Show every line of the records below that contains the word "Features".

begin Data for processing

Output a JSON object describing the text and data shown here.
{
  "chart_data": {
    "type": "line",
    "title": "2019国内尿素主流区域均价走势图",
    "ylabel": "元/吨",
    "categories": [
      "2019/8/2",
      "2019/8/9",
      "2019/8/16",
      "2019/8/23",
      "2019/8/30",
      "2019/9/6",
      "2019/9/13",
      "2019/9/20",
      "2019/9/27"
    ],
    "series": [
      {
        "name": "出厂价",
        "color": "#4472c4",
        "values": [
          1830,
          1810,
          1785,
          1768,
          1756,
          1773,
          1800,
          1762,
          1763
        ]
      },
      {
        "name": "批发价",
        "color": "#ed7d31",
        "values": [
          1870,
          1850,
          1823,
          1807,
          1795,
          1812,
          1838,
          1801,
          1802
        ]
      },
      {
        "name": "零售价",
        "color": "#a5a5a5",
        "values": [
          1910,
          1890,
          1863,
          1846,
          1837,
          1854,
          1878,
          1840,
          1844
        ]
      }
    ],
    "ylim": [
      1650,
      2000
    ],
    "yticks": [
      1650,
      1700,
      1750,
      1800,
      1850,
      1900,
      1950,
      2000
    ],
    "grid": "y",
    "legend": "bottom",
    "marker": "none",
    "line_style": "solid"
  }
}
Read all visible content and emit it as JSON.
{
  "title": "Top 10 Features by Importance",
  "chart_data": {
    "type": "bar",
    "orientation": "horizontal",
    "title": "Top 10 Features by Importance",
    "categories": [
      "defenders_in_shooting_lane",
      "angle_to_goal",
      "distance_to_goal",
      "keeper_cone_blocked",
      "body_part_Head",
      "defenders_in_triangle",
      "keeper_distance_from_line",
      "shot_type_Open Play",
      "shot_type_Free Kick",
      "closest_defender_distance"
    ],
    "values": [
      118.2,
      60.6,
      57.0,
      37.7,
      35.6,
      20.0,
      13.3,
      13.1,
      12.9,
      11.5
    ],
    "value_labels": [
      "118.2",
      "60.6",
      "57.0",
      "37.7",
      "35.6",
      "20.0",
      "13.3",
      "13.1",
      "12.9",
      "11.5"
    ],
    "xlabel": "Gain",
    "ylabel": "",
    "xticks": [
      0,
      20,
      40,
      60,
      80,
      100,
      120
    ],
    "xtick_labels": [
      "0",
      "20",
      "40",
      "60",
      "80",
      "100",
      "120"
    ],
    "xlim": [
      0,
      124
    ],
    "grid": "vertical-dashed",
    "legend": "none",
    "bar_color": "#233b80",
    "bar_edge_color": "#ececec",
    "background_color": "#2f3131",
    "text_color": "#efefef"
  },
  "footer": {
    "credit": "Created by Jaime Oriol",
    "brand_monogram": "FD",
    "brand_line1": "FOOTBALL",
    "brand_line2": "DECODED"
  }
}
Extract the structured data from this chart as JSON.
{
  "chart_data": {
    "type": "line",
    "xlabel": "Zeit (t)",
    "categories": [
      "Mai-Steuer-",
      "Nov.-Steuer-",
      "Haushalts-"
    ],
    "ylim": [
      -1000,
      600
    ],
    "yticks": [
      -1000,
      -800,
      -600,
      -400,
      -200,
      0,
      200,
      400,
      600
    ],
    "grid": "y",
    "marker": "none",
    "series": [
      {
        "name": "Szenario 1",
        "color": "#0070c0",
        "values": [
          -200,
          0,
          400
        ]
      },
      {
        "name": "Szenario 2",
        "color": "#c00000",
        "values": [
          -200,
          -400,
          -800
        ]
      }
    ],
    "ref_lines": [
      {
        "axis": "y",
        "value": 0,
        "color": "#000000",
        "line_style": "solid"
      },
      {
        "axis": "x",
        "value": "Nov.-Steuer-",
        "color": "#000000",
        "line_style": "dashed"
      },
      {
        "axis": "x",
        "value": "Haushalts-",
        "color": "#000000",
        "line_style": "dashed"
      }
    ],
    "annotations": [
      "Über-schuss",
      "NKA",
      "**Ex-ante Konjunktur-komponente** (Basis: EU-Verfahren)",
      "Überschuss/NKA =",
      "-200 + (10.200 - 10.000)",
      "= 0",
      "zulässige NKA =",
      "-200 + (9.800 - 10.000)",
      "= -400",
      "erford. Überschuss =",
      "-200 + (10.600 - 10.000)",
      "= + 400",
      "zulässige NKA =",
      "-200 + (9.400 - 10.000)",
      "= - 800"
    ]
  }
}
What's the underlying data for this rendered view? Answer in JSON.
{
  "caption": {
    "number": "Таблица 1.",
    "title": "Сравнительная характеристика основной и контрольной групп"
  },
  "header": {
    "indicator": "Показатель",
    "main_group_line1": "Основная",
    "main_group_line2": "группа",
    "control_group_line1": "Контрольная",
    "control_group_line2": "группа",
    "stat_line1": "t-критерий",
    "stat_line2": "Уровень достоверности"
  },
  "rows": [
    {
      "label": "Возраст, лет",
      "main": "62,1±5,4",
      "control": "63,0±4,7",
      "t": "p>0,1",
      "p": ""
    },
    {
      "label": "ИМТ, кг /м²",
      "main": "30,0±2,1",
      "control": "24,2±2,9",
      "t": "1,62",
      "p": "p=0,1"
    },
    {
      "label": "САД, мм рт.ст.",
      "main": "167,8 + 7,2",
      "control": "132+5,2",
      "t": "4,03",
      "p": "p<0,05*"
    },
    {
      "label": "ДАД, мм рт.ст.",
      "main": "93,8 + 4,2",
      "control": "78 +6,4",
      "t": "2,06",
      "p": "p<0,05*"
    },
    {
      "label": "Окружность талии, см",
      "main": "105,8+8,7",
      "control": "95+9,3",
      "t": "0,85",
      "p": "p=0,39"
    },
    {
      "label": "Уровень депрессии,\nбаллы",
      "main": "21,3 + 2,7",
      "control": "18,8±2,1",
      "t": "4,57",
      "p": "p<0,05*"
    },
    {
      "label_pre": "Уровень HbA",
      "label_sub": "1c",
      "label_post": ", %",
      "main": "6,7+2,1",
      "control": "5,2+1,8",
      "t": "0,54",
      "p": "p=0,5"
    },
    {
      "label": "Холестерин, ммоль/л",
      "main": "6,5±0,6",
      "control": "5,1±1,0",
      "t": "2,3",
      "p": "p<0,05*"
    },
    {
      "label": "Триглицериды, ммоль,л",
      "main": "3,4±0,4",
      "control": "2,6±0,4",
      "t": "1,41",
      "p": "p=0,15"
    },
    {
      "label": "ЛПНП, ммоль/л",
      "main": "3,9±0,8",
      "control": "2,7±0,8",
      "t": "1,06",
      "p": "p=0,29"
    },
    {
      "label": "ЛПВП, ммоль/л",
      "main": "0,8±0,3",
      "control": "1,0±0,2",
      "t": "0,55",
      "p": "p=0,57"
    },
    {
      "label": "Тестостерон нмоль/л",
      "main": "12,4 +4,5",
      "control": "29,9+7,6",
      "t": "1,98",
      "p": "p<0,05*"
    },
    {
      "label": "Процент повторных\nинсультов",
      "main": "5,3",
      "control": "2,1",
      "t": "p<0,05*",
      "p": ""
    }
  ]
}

end Data for processing

Correct output
  "title": "Top 10 Features by Importance",
    "title": "Top 10 Features by Importance",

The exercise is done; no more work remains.